[start of Rows]

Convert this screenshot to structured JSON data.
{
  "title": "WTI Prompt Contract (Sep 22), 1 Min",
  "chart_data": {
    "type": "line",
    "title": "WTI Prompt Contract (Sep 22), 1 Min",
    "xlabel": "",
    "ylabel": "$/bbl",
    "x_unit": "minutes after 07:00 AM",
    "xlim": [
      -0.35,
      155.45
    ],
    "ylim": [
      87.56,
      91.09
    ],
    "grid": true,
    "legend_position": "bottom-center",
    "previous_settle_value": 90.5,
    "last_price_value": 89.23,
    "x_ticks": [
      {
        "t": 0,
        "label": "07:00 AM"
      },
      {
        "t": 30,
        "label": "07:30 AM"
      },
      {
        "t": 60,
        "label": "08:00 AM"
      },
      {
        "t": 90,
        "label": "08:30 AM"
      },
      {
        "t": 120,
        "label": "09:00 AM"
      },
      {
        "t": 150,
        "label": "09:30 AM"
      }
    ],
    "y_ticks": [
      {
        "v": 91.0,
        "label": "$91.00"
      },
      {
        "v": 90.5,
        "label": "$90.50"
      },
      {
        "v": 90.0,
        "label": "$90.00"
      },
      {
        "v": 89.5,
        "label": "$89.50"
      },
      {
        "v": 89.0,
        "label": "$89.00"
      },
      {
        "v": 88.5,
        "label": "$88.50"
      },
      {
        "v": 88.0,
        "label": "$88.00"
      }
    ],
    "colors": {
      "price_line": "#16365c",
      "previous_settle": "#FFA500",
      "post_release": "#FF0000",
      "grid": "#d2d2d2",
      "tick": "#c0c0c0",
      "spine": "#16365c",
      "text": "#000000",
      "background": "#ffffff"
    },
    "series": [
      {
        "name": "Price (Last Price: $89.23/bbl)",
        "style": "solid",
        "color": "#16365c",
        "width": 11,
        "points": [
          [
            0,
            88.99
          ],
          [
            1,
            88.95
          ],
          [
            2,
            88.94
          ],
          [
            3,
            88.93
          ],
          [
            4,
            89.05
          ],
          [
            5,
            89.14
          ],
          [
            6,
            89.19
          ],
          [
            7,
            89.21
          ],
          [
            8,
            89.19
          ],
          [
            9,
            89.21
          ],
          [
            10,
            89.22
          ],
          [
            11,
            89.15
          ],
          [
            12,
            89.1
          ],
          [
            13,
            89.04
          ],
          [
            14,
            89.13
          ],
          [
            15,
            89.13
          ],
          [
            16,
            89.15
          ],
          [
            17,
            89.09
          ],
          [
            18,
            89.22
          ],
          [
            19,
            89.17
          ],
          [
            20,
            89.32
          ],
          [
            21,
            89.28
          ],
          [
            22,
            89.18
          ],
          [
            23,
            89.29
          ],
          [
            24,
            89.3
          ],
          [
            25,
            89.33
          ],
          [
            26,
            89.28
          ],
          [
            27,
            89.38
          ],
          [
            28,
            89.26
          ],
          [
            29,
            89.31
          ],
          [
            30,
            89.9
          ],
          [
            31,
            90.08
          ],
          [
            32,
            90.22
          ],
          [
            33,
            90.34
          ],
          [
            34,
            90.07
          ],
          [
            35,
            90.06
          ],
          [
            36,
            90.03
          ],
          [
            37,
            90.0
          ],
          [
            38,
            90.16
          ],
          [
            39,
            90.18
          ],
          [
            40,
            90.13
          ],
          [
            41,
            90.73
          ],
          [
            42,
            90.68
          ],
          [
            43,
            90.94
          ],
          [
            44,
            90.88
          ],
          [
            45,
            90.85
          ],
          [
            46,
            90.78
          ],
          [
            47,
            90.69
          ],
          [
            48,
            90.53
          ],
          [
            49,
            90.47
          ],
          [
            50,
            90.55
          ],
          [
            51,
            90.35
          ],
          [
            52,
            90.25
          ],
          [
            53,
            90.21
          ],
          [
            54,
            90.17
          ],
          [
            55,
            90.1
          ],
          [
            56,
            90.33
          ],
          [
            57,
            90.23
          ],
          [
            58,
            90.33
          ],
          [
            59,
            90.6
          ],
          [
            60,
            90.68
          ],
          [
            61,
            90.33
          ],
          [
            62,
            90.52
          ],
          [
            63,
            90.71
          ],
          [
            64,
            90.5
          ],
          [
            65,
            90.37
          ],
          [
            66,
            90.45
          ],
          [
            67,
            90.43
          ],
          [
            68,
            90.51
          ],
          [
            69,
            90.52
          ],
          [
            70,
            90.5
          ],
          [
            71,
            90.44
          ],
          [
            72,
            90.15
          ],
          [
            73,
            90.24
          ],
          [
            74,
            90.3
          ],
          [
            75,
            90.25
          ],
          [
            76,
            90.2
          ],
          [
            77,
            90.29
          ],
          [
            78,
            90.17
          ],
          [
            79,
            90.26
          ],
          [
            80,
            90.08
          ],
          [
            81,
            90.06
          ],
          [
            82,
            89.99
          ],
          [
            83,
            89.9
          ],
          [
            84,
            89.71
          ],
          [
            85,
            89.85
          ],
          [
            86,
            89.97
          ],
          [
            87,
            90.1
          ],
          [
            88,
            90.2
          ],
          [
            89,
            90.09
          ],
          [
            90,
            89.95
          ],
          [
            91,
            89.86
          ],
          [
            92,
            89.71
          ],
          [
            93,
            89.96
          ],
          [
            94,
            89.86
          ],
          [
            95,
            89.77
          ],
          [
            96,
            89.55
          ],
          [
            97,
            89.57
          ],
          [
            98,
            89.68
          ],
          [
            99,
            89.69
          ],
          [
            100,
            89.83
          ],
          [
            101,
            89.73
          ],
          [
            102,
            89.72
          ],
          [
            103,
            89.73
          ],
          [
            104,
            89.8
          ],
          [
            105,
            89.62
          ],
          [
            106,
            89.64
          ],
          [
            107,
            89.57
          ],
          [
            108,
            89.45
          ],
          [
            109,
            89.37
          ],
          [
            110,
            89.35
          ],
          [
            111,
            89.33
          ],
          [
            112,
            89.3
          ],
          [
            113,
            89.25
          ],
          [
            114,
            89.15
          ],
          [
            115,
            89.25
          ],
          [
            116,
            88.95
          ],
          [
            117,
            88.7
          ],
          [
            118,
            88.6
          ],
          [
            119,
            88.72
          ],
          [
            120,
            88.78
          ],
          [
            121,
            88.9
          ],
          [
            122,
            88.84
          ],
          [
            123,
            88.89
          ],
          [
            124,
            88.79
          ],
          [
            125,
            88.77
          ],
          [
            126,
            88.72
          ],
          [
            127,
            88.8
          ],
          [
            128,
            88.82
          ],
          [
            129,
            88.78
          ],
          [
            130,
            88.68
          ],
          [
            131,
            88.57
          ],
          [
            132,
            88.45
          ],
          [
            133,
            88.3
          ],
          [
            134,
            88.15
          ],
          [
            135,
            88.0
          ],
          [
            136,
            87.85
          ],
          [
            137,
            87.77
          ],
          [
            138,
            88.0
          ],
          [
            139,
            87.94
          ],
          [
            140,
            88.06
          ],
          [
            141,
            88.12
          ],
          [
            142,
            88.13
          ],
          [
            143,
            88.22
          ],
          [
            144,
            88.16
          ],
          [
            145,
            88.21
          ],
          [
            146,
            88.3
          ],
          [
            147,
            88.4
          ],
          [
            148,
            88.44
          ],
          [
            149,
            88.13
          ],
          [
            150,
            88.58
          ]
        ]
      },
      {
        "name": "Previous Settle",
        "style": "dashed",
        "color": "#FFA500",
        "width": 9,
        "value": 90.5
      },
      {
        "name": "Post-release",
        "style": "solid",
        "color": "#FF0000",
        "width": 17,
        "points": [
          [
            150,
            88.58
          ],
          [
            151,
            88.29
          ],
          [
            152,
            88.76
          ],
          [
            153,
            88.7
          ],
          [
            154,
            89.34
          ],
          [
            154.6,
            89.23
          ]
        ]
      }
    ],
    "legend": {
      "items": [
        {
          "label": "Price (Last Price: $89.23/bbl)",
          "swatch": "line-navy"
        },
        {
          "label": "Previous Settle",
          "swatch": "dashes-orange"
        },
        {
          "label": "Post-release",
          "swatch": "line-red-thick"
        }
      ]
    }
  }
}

[end of Rows]

*The problem*: Above are some records. Report the number of their lines that include "swatch", and add nothing else.

*Output*: 3